Write the entries below out again exactly; any picture in them stays out.

(Collected data entries)
* * * * * * * * *

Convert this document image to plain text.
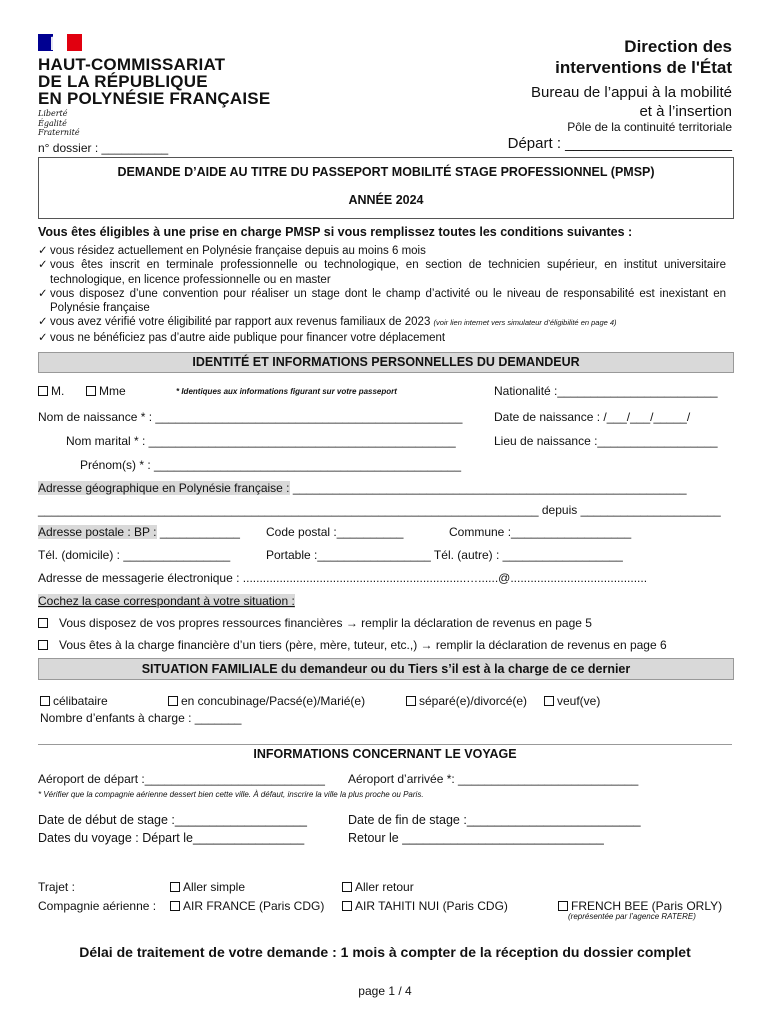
HAUT-COMMISSARIAT
DE LA RÉPUBLIQUE
EN POLYNÉSIE FRANÇAISE
Liberté
Égalité
Fraternité
n° dossier : __________
Direction des
interventions de l'État
Bureau de l’appui à la mobilité
et à l’insertion
Pôle de la continuité territoriale
Départ : ____________________
DEMANDE D’AIDE AU TITRE DU PASSEPORT MOBILITÉ STAGE PROFESSIONNEL (PMSP)
ANNÉE 2024
Vous êtes éligibles à une prise en charge PMSP si vous remplissez toutes les conditions suivantes :
✓ vous résidez actuellement en Polynésie française depuis au moins 6 mois
✓ vous êtes inscrit en terminale professionnelle ou technologique, en section de technicien supérieur, en institut universitaire technologique, en licence professionnelle ou en master
✓ vous disposez d’une convention pour réaliser un stage dont le champ d’activité ou le niveau de responsabilité est inexistant en Polynésie française
✓ vous avez vérifié votre éligibilité par rapport aux revenus familiaux de 2023 (voir lien internet vers simulateur d’éligibilité en page 4)
✓ vous ne bénéficiez pas d’autre aide publique pour financer votre déplacement
IDENTITÉ ET INFORMATIONS PERSONNELLES DU DEMANDEUR
M.	Mme	* Identiques aux informations figurant sur votre passeport	Nationalité :________________________
Nom de naissance * : ______________________________________________	Date de naissance : /___/___/_____/
Nom marital * : ______________________________________________	Lieu de naissance :__________________
Prénom(s) * : ______________________________________________
Adresse géographique en Polynésie française : ___________________________________________________________
___________________________________________________________________________ depuis _____________________
Adresse postale : BP : ____________ Code postal :__________	Commune :__________________
Tél. (domicile) : ________________	Portable :_________________ Tél. (autre) : __________________
Adresse de messagerie électronique : ...................................................................…......@.........................................
Cochez la case correspondant à votre situation :
Vous disposez de vos propres ressources financières → remplir la déclaration de revenus en page 5
Vous êtes à la charge financière d’un tiers (père, mère, tuteur, etc.,) → remplir la déclaration de revenus en page 6
SITUATION FAMILIALE du demandeur ou du Tiers s’il est à la charge de ce dernier
célibataire	en concubinage/Pacsé(e)/Marié(e)	séparé(e)/divorcé(e)	veuf(ve)
Nombre d’enfants à charge : _______
INFORMATIONS CONCERNANT LE VOYAGE
Aéroport de départ :___________________________ Aéroport d’arrivée *: ___________________________
* Vérifier que la compagnie aérienne dessert bien cette ville. À défaut, inscrire la ville la plus proche ou Paris.
Date de début de stage :___________________	Date de fin de stage :_________________________
Dates du voyage : Départ le________________	Retour le _____________________________
Trajet :	Aller simple	Aller retour
Compagnie aérienne :	AIR FRANCE (Paris CDG)	AIR TAHITI NUI (Paris CDG)	FRENCH BEE (Paris ORLY)
(représentée par l’agence RATERE)
Délai de traitement de votre demande : 1 mois à compter de la réception du dossier complet
page 1 / 4
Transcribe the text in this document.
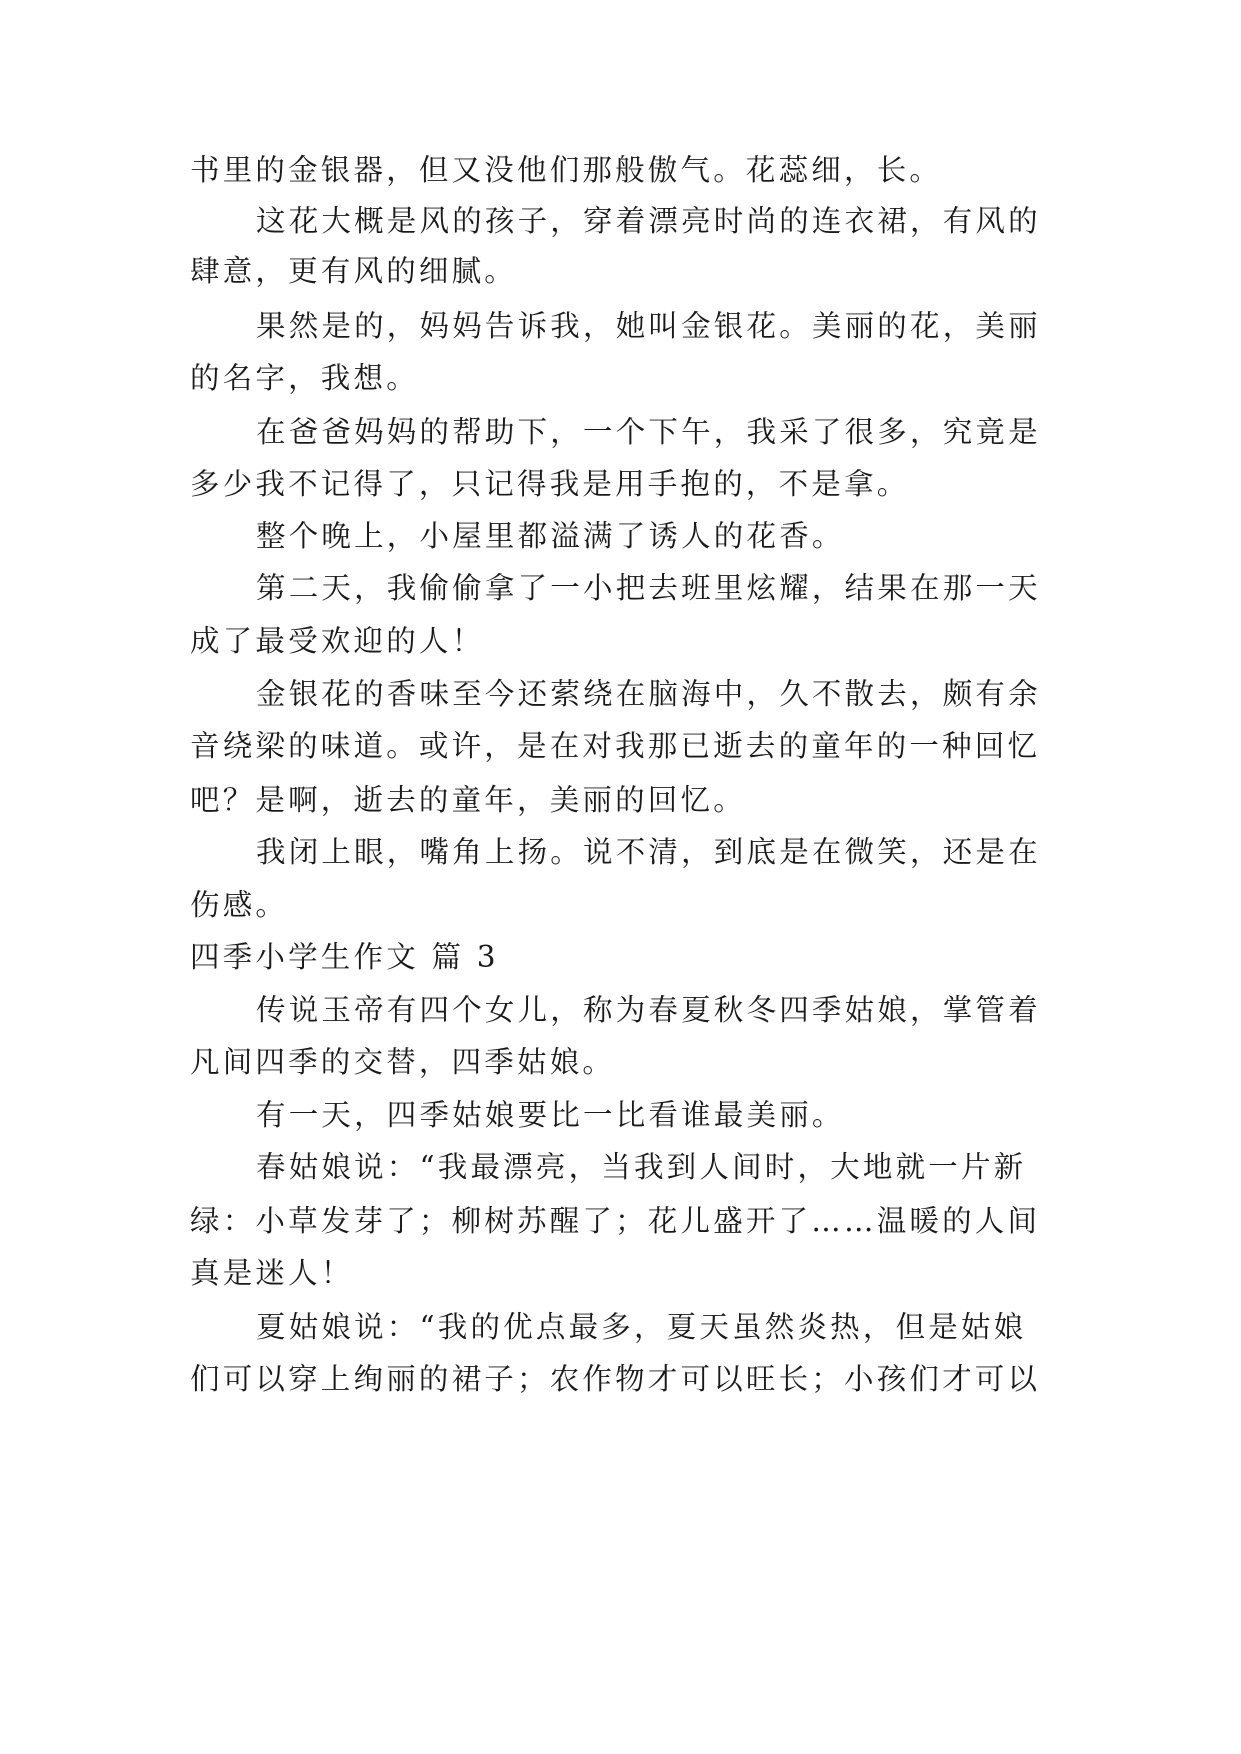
书里的金银器，但又没他们那般傲气。花蕊细，长。
这花大概是风的孩子，穿着漂亮时尚的连衣裙，有风的
肆意，更有风的细腻。
果然是的，妈妈告诉我，她叫金银花。美丽的花，美丽
的名字，我想。
在爸爸妈妈的帮助下，一个下午，我采了很多，究竟是
多少我不记得了，只记得我是用手抱的，不是拿。
整个晚上，小屋里都溢满了诱人的花香。
第二天，我偷偷拿了一小把去班里炫耀，结果在那一天
成了最受欢迎的人！
金银花的香味至今还萦绕在脑海中，久不散去，颇有余
音绕梁的味道。或许，是在对我那已逝去的童年的一种回忆
吧？是啊，逝去的童年，美丽的回忆。
我闭上眼，嘴角上扬。说不清，到底是在微笑，还是在
伤感。
四季小学生作文 篇 3
传说玉帝有四个女儿，称为春夏秋冬四季姑娘，掌管着
凡间四季的交替，四季姑娘。
有一天，四季姑娘要比一比看谁最美丽。
春姑娘说：“我最漂亮，当我到人间时，大地就一片新
绿：小草发芽了；柳树苏醒了；花儿盛开了……温暖的人间
真是迷人！
夏姑娘说：“我的优点最多，夏天虽然炎热，但是姑娘
们可以穿上绚丽的裙子；农作物才可以旺长；小孩们才可以
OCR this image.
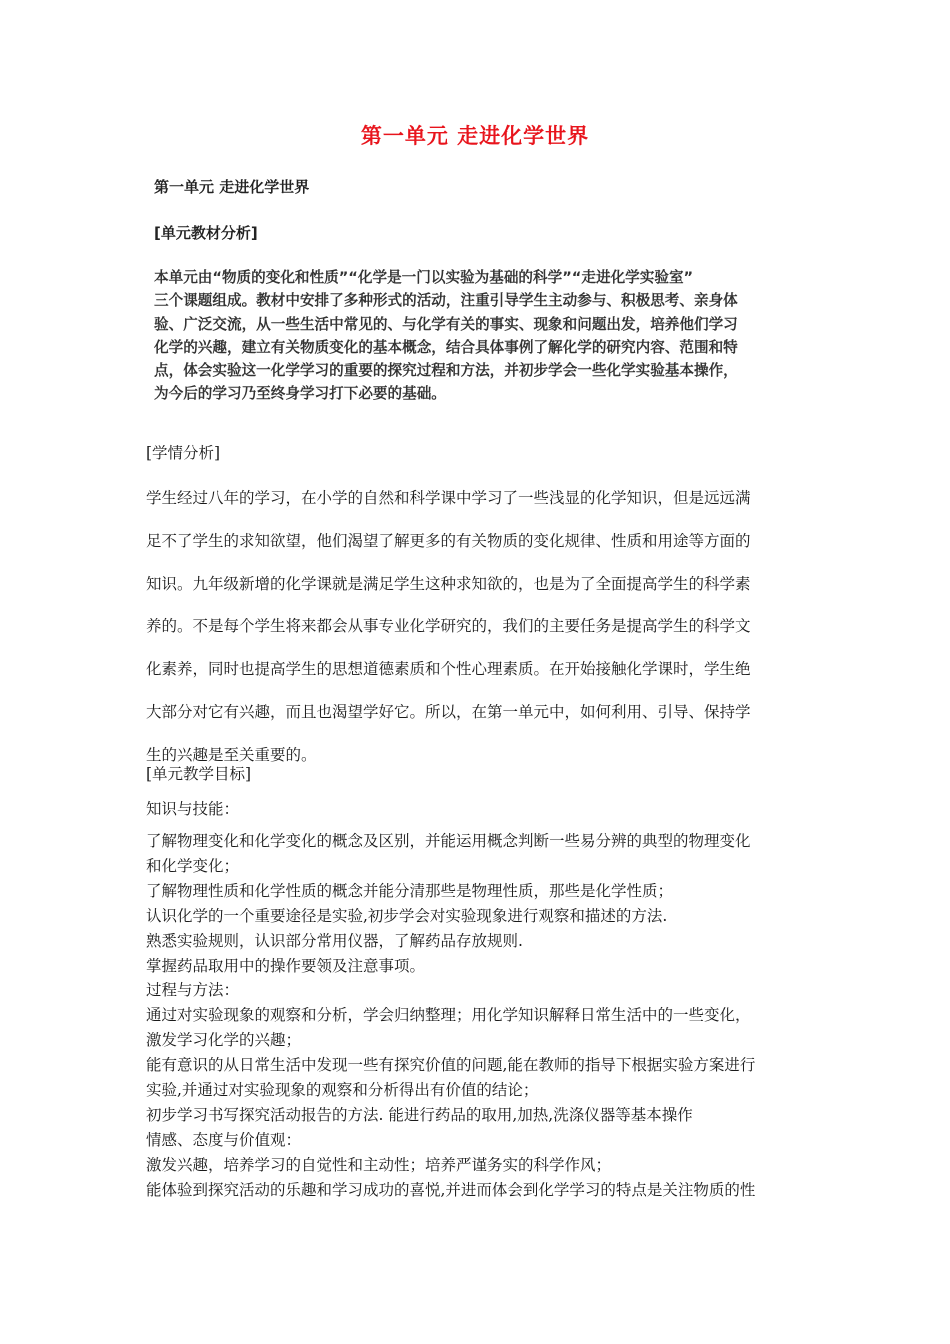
第一单元 走进化学世界
第一单元 走进化学世界
[单元教材分析]

本单元由“物质的变化和性质”“化学是一门以实验为基础的科学”“走进化学实验室”

三个课题组成。教材中安排了多种形式的活动，注重引导学生主动参与、积极思考、亲身体

验、广泛交流，从一些生活中常见的、与化学有关的事实、现象和问题出发，培养他们学习

化学的兴趣，建立有关物质变化的基本概念，结合具体事例了解化学的研究内容、范围和特

点，体会实验这一化学学习的重要的探究过程和方法，并初步学会一些化学实验基本操作，

为今后的学习乃至终身学习打下必要的基础。

[学情分析]

学生经过八年的学习，在小学的自然和科学课中学习了一些浅显的化学知识，但是远远满

足不了学生的求知欲望，他们渴望了解更多的有关物质的变化规律、性质和用途等方面的

知识。九年级新增的化学课就是满足学生这种求知欲的，也是为了全面提高学生的科学素

养的。不是每个学生将来都会从事专业化学研究的，我们的主要任务是提高学生的科学文

化素养，同时也提高学生的思想道德素质和个性心理素质。在开始接触化学课时，学生绝

大部分对它有兴趣，而且也渴望学好它。所以，在第一单元中，如何利用、引导、保持学

生的兴趣是至关重要的。

[单元教学目标]
知识与技能：

了解物理变化和化学变化的概念及区别，并能运用概念判断一些易分辨的典型的物理变化

和化学变化；

了解物理性质和化学性质的概念并能分清那些是物理性质，那些是化学性质；

认识化学的一个重要途径是实验,初步学会对实验现象进行观察和描述的方法.

熟悉实验规则，认识部分常用仪器，了解药品存放规则.

掌握药品取用中的操作要领及注意事项。

过程与方法：

通过对实验现象的观察和分析，学会归纳整理；用化学知识解释日常生活中的一些变化，

激发学习化学的兴趣；

能有意识的从日常生活中发现一些有探究价值的问题,能在教师的指导下根据实验方案进行

实验,并通过对实验现象的观察和分析得出有价值的结论；

初步学习书写探究活动报告的方法. 能进行药品的取用,加热,洗涤仪器等基本操作

情感、态度与价值观：

激发兴趣，培养学习的自觉性和主动性；培养严谨务实的科学作风；

能体验到探究活动的乐趣和学习成功的喜悦,并进而体会到化学学习的特点是关注物质的性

* * * * * * * * *

- **OUTPUT OF THE TASK**:
Convert this document image to plain text.
HAUT-COMMISSARIAT
DE LA RÉPUBLIQUE
EN POLYNÉSIE FRANÇAISE
Liberté
Égalité
Fraternité
n° dossier : __________
Direction des
interventions de l'État
Bureau de l’appui à la mobilité
et à l’insertion
Pôle de la continuité territoriale
Départ : ____________________
DEMANDE D’AIDE AU TITRE DU PASSEPORT MOBILITÉ STAGE PROFESSIONNEL (PMSP)
ANNÉE 2024
Vous êtes éligibles à une prise en charge PMSP si vous remplissez toutes les conditions suivantes :
✓ vous résidez actuellement en Polynésie française depuis au moins 6 mois
✓ vous êtes inscrit en terminale professionnelle ou technologique, en section de technicien supérieur, en institut universitaire technologique, en licence professionnelle ou en master
✓ vous disposez d’une convention pour réaliser un stage dont le champ d’activité ou le niveau de responsabilité est inexistant en Polynésie française
✓ vous avez vérifié votre éligibilité par rapport aux revenus familiaux de 2023 (voir lien internet vers simulateur d’éligibilité en page 4)
✓ vous ne bénéficiez pas d’autre aide publique pour financer votre déplacement
IDENTITÉ ET INFORMATIONS PERSONNELLES DU DEMANDEUR
M.	Mme	* Identiques aux informations figurant sur votre passeport	Nationalité :________________________
Nom de naissance * : ______________________________________________	Date de naissance : /___/___/_____/
Nom marital * : ______________________________________________	Lieu de naissance :__________________
Prénom(s) * : ______________________________________________
Adresse géographique en Polynésie française : ___________________________________________________________
___________________________________________________________________________ depuis _____________________
Adresse postale : BP : ____________ Code postal :__________	Commune :__________________
Tél. (domicile) : ________________	Portable :_________________ Tél. (autre) : __________________
Adresse de messagerie électronique : ...................................................................…......@.........................................
Cochez la case correspondant à votre situation :
Vous disposez de vos propres ressources financières → remplir la déclaration de revenus en page 5
Vous êtes à la charge financière d’un tiers (père, mère, tuteur, etc.,) → remplir la déclaration de revenus en page 6
SITUATION FAMILIALE du demandeur ou du Tiers s’il est à la charge de ce dernier
célibataire	en concubinage/Pacsé(e)/Marié(e)	séparé(e)/divorcé(e)	veuf(ve)
Nombre d’enfants à charge : _______
INFORMATIONS CONCERNANT LE VOYAGE
Aéroport de départ :___________________________ Aéroport d’arrivée *: ___________________________
* Vérifier que la compagnie aérienne dessert bien cette ville. À défaut, inscrire la ville la plus proche ou Paris.
Date de début de stage :___________________	Date de fin de stage :_________________________
Dates du voyage : Départ le________________	Retour le _____________________________
Trajet :	Aller simple	Aller retour
Compagnie aérienne :	AIR FRANCE (Paris CDG)	AIR TAHITI NUI (Paris CDG)	FRENCH BEE (Paris ORLY)
(représentée par l’agence RATERE)
Délai de traitement de votre demande : 1 mois à compter de la réception du dossier complet
page 1 / 4
Transcribe the text in this document.
书里的金银器，但又没他们那般傲气。花蕊细，长。
这花大概是风的孩子，穿着漂亮时尚的连衣裙，有风的
肆意，更有风的细腻。
果然是的，妈妈告诉我，她叫金银花。美丽的花，美丽
的名字，我想。
在爸爸妈妈的帮助下，一个下午，我采了很多，究竟是
多少我不记得了，只记得我是用手抱的，不是拿。
整个晚上，小屋里都溢满了诱人的花香。
第二天，我偷偷拿了一小把去班里炫耀，结果在那一天
成了最受欢迎的人！
金银花的香味至今还萦绕在脑海中，久不散去，颇有余
音绕梁的味道。或许，是在对我那已逝去的童年的一种回忆
吧？是啊，逝去的童年，美丽的回忆。
我闭上眼，嘴角上扬。说不清，到底是在微笑，还是在
伤感。
四季小学生作文 篇 3
传说玉帝有四个女儿，称为春夏秋冬四季姑娘，掌管着
凡间四季的交替，四季姑娘。
有一天，四季姑娘要比一比看谁最美丽。
春姑娘说：“我最漂亮，当我到人间时，大地就一片新
绿：小草发芽了；柳树苏醒了；花儿盛开了……温暖的人间
真是迷人！
夏姑娘说：“我的优点最多，夏天虽然炎热，但是姑娘
们可以穿上绚丽的裙子；农作物才可以旺长；小孩们才可以
OCR this image.
第一单元 走进化学世界
第一单元 走进化学世界
[单元教材分析]

本单元由“物质的变化和性质”“化学是一门以实验为基础的科学”“走进化学实验室”

三个课题组成。教材中安排了多种形式的活动，注重引导学生主动参与、积极思考、亲身体

验、广泛交流，从一些生活中常见的、与化学有关的事实、现象和问题出发，培养他们学习

化学的兴趣，建立有关物质变化的基本概念，结合具体事例了解化学的研究内容、范围和特

点，体会实验这一化学学习的重要的探究过程和方法，并初步学会一些化学实验基本操作，

为今后的学习乃至终身学习打下必要的基础。

[学情分析]

学生经过八年的学习，在小学的自然和科学课中学习了一些浅显的化学知识，但是远远满

足不了学生的求知欲望，他们渴望了解更多的有关物质的变化规律、性质和用途等方面的

知识。九年级新增的化学课就是满足学生这种求知欲的，也是为了全面提高学生的科学素

养的。不是每个学生将来都会从事专业化学研究的，我们的主要任务是提高学生的科学文

化素养，同时也提高学生的思想道德素质和个性心理素质。在开始接触化学课时，学生绝

大部分对它有兴趣，而且也渴望学好它。所以，在第一单元中，如何利用、引导、保持学

生的兴趣是至关重要的。

[单元教学目标]
知识与技能：

了解物理变化和化学变化的概念及区别，并能运用概念判断一些易分辨的典型的物理变化

和化学变化；

了解物理性质和化学性质的概念并能分清那些是物理性质，那些是化学性质；

认识化学的一个重要途径是实验,初步学会对实验现象进行观察和描述的方法.

熟悉实验规则，认识部分常用仪器，了解药品存放规则.

掌握药品取用中的操作要领及注意事项。

过程与方法：

通过对实验现象的观察和分析，学会归纳整理；用化学知识解释日常生活中的一些变化，

激发学习化学的兴趣；

能有意识的从日常生活中发现一些有探究价值的问题,能在教师的指导下根据实验方案进行

实验,并通过对实验现象的观察和分析得出有价值的结论；

初步学习书写探究活动报告的方法. 能进行药品的取用,加热,洗涤仪器等基本操作

情感、态度与价值观：

激发兴趣，培养学习的自觉性和主动性；培养严谨务实的科学作风；

能体验到探究活动的乐趣和学习成功的喜悦,并进而体会到化学学习的特点是关注物质的性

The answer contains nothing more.